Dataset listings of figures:
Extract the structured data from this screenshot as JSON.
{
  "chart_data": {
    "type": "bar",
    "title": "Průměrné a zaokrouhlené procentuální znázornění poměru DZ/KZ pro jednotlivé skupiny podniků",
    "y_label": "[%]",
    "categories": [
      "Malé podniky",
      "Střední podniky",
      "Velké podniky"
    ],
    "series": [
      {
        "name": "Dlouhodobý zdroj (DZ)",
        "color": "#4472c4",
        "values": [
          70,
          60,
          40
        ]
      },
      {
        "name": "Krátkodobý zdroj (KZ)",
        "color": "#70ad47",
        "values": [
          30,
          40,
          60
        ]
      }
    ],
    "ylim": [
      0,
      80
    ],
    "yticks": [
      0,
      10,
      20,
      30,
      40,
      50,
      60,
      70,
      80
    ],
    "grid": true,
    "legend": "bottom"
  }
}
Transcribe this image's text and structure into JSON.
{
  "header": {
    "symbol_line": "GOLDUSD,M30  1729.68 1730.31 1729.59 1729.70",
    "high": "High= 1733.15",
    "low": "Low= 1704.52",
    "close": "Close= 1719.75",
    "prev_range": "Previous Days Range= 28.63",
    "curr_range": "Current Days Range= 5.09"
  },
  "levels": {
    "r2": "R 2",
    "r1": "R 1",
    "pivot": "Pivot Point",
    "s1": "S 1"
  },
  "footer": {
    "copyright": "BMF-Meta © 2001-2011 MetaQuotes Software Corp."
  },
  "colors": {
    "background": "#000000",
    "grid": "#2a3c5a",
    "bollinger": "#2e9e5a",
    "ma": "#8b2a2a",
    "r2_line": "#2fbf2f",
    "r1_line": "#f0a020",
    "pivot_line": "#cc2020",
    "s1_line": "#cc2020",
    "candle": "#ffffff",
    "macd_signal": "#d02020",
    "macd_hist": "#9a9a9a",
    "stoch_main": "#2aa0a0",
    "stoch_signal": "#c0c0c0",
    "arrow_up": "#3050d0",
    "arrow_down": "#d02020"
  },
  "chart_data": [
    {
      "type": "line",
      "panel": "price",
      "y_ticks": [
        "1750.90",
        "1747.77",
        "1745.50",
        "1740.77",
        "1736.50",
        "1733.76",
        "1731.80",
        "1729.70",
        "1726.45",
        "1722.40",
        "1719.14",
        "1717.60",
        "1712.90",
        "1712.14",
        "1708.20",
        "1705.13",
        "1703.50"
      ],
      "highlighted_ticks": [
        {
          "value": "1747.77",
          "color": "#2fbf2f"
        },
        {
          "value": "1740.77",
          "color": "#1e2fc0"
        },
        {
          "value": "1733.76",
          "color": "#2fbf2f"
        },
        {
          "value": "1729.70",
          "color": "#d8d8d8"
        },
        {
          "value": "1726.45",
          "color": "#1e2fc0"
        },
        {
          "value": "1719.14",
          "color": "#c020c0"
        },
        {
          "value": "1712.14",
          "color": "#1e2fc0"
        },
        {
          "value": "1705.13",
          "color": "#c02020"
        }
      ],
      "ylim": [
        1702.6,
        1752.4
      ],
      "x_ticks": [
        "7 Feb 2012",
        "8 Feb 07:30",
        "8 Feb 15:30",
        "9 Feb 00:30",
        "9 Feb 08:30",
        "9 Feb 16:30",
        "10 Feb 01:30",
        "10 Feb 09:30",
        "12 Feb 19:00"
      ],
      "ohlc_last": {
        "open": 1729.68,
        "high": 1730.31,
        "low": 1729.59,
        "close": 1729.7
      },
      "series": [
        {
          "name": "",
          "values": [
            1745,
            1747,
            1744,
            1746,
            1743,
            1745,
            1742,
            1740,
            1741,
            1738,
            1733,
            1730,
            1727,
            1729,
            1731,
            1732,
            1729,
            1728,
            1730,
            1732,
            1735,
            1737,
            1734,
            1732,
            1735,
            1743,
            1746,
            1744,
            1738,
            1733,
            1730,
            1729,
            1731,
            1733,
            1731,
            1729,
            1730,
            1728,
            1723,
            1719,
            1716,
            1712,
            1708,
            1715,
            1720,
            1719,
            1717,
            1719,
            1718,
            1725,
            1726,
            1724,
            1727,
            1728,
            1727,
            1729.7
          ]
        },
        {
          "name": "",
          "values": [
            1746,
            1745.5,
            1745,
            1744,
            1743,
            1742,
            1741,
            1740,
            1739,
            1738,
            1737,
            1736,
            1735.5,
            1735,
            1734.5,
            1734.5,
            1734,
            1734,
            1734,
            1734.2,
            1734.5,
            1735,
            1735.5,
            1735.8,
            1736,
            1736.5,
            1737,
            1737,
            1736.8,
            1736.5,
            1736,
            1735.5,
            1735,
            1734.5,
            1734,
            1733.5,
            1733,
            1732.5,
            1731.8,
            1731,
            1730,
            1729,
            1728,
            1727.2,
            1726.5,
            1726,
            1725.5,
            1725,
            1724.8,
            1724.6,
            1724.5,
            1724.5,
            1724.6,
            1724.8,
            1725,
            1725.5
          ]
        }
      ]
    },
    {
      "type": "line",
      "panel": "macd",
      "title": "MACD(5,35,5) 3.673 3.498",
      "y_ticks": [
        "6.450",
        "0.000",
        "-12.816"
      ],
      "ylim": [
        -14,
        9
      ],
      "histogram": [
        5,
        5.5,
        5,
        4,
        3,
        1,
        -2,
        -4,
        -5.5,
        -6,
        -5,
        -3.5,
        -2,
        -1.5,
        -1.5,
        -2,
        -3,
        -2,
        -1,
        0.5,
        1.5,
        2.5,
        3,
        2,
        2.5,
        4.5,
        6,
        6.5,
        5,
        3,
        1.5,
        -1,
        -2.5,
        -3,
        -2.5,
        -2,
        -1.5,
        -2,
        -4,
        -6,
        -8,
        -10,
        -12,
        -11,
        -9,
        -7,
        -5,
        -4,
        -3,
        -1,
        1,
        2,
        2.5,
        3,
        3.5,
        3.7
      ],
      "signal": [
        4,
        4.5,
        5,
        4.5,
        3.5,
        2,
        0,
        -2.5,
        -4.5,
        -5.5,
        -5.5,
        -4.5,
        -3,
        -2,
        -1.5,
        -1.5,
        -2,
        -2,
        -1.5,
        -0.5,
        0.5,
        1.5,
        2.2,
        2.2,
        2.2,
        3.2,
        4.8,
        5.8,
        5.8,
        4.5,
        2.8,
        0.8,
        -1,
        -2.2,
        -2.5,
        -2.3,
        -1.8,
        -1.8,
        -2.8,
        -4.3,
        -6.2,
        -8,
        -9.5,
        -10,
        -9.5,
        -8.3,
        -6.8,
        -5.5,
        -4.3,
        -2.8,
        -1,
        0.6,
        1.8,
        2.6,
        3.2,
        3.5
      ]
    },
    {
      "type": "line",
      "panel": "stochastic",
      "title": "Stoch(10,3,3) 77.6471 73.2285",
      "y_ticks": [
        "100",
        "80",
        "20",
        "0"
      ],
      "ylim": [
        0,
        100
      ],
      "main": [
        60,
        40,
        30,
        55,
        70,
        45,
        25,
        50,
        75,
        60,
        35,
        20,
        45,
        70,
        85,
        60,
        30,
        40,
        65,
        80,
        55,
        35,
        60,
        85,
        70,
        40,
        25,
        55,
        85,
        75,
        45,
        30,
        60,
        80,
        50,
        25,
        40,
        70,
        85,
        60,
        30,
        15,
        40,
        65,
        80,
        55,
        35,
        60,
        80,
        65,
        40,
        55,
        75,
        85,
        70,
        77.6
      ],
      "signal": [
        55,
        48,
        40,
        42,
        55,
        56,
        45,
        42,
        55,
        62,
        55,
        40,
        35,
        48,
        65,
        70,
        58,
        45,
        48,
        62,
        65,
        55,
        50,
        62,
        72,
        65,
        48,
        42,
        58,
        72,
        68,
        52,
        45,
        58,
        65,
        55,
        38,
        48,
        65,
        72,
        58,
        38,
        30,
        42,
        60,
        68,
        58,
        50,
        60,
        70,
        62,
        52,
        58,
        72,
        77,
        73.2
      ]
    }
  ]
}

__REQUEST__.
In the records above, collect each line with "Range".

__THE RESULT__.
    "prev_range": "Previous Days Range= 28.63",
    "curr_range": "Current Days Range= 5.09"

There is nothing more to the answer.